- [WORK REQUEST] Translate this sentence from the abstract on mesenchymal stem cell treatment of acute liver injury into Spanish: "MSC treatment could effectively alleviate ALI and mitigate the recruitment of mononuclear phagocytes."

═══ EXCERPT

Mesenchymal stem cell treatment restores liver macrophages homeostasis to alleviate mouse acute liver injury revealed by single-cell analysis.

Acute liver injury (ALI) is characterized by massive hepatocyte necrosis and subsequent recruitment of myeloid cells to liver. Mesenchymal stem cells (MSCs) have therapeutic potential for ALI through their immunoregulation on macrophages, but the mechanism is not completely clear due to the heterogeneity and controversy of liver macrophages. Here, we detected the survival rate, biochemical indexes, histopathology, and inflammatory chemokine levels to assess the efficacy of MSC treatment on CCl4-induced ALI of C57BL/6 mice. Furthermore, flow cytometry and single-cell RNA sequencing (scRNA-Seq) were used to precisely distinguish macrophage populations and reveal the immunoregulation of MSCs. MSC treatment could effectively alleviate ALI and mitigate the recruitment of mononuclear phagocytes. Flow cytometry and scRNA-Seq analyses collectively indicated that there were monocytes with high Ly6C expression and heterogeneous monocyte-derived macrophages (MoMF) with low Ly6C expression in liver. Ly6Chi pro-inflammatory monocytes and Ly6Clo MoMF with powerful phagocytosis dominated during the acute injury period. MSC treatment promoted the transition from Ly6Chi to Ly6Clo population, inhibit the proinflammatory function of monocytes and promote the lysosomal function of MoMF. Furthermore, MSCs attenuated the recruitment of neutrophils by reducing the expression of CXCL2 of MoMF. MoMF with high expression of arginase 1 appeared during the recovery period, and MSCs could increase their expression of arginase 1, which may promote liver repair. To sum up, we demonstrated the characteristics of distinct MoMF during different periods of ALI and revealed their functional changes after MSC treatment, providing immunotherapeutic targets for MSC treatment of ALI.

══════
═══ DATA FOR REVIEW

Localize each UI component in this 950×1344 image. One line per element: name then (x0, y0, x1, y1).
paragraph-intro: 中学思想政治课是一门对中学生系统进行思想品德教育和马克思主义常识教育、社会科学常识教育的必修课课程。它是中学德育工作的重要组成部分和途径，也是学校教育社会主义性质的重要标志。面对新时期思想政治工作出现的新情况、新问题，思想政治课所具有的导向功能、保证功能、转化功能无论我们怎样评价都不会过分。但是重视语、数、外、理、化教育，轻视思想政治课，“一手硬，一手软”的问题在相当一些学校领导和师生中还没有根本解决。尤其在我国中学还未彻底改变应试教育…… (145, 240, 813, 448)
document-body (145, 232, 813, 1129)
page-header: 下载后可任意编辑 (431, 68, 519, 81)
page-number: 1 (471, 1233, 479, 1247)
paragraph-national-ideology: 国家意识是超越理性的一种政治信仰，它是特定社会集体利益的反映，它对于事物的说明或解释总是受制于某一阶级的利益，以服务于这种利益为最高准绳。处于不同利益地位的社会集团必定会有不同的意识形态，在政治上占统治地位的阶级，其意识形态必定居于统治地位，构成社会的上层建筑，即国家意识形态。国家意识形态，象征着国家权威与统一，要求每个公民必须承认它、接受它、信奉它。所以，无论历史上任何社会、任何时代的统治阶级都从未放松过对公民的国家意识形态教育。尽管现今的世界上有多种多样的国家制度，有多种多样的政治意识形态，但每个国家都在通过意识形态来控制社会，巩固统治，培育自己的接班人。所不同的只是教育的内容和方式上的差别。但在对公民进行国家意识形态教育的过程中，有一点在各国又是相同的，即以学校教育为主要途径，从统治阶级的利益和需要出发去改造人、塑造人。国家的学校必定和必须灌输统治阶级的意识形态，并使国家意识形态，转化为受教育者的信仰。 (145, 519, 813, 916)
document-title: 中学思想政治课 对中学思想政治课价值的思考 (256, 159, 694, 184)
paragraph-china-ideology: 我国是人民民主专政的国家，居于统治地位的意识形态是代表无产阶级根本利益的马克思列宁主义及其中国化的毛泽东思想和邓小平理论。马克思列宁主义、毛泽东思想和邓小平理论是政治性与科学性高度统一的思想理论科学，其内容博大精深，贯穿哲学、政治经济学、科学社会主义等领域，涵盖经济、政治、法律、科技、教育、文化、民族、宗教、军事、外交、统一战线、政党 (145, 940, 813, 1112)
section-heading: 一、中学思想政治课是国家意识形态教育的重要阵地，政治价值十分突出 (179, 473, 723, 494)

══════

- [COMPLETED TASK] El tratamiento con MSC pudo aliviar eficazmente la ALI y mitigar el reclutamiento de fagocitos mononucleares.